◆ Task directions: Reproduce every record exactly as it appears, but not the pictures.

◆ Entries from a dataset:
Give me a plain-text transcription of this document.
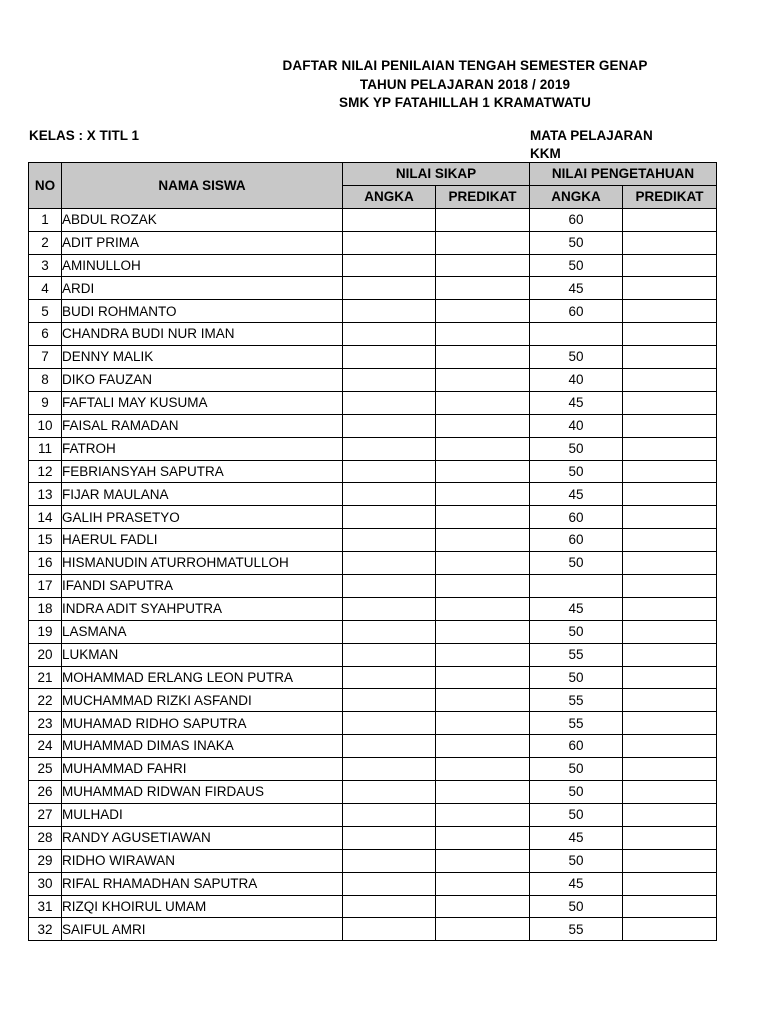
DAFTAR NILAI PENILAIAN TENGAH SEMESTER GENAP
TAHUN PELAJARAN 2018 / 2019
SMK YP FATAHILLAH 1 KRAMATWATU
KELAS : X TITL 1	MATA PELAJARAN
KKM
NO	NAMA SISWA	NILAI SIKAP		NILAI PENGETAHUAN	
		ANGKA	PREDIKAT	ANGKA	PREDIKAT
1	ABDUL ROZAK			60	
2	ADIT PRIMA			50	
3	AMINULLOH			50	
4	ARDI			45	
5	BUDI ROHMANTO			60	
6	CHANDRA BUDI NUR IMAN				
7	DENNY MALIK			50	
8	DIKO FAUZAN			40	
9	FAFTALI MAY KUSUMA			45	
10	FAISAL RAMADAN			40	
11	FATROH			50	
12	FEBRIANSYAH SAPUTRA			50	
13	FIJAR MAULANA			45	
14	GALIH PRASETYO			60	
15	HAERUL FADLI			60	
16	HISMANUDIN ATURROHMATULLOH			50	
17	IFANDI SAPUTRA				
18	INDRA ADIT SYAHPUTRA			45	
19	LASMANA			50	
20	LUKMAN			55	
21	MOHAMMAD ERLANG LEON PUTRA			50	
22	MUCHAMMAD RIZKI ASFANDI			55	
23	MUHAMAD RIDHO SAPUTRA			55	
24	MUHAMMAD DIMAS INAKA			60	
25	MUHAMMAD FAHRI			50	
26	MUHAMMAD RIDWAN FIRDAUS			50	
27	MULHADI			50	
28	RANDY AGUSETIAWAN			45	
29	RIDHO WIRAWAN			50	
30	RIFAL RHAMADHAN SAPUTRA			45	
31	RIZQI KHOIRUL UMAM			50	
32	SAIFUL AMRI			55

◆ Written solution:
Give me a plain-text transcription of this document.
DAFTAR NILAI PENILAIAN TENGAH SEMESTER GENAP
TAHUN PELAJARAN 2018 / 2019
SMK YP FATAHILLAH 1 KRAMATWATU
KELAS : X TITL 1	MATA PELAJARAN
KKM
NO	NAMA SISWA	NILAI SIKAP		NILAI PENGETAHUAN	
		ANGKA	PREDIKAT	ANGKA	PREDIKAT
1	ABDUL ROZAK			60	
2	ADIT PRIMA			50	
3	AMINULLOH			50	
4	ARDI			45	
5	BUDI ROHMANTO			60	
6	CHANDRA BUDI NUR IMAN				
7	DENNY MALIK			50	
8	DIKO FAUZAN			40	
9	FAFTALI MAY KUSUMA			45	
10	FAISAL RAMADAN			40	
11	FATROH			50	
12	FEBRIANSYAH SAPUTRA			50	
13	FIJAR MAULANA			45	
14	GALIH PRASETYO			60	
15	HAERUL FADLI			60	
16	HISMANUDIN ATURROHMATULLOH			50	
17	IFANDI SAPUTRA				
18	INDRA ADIT SYAHPUTRA			45	
19	LASMANA			50	
20	LUKMAN			55	
21	MOHAMMAD ERLANG LEON PUTRA			50	
22	MUCHAMMAD RIZKI ASFANDI			55	
23	MUHAMAD RIDHO SAPUTRA			55	
24	MUHAMMAD DIMAS INAKA			60	
25	MUHAMMAD FAHRI			50	
26	MUHAMMAD RIDWAN FIRDAUS			50	
27	MULHADI			50	
28	RANDY AGUSETIAWAN			45	
29	RIDHO WIRAWAN			50	
30	RIFAL RHAMADHAN SAPUTRA			45	
31	RIZQI KHOIRUL UMAM			50	
32	SAIFUL AMRI			55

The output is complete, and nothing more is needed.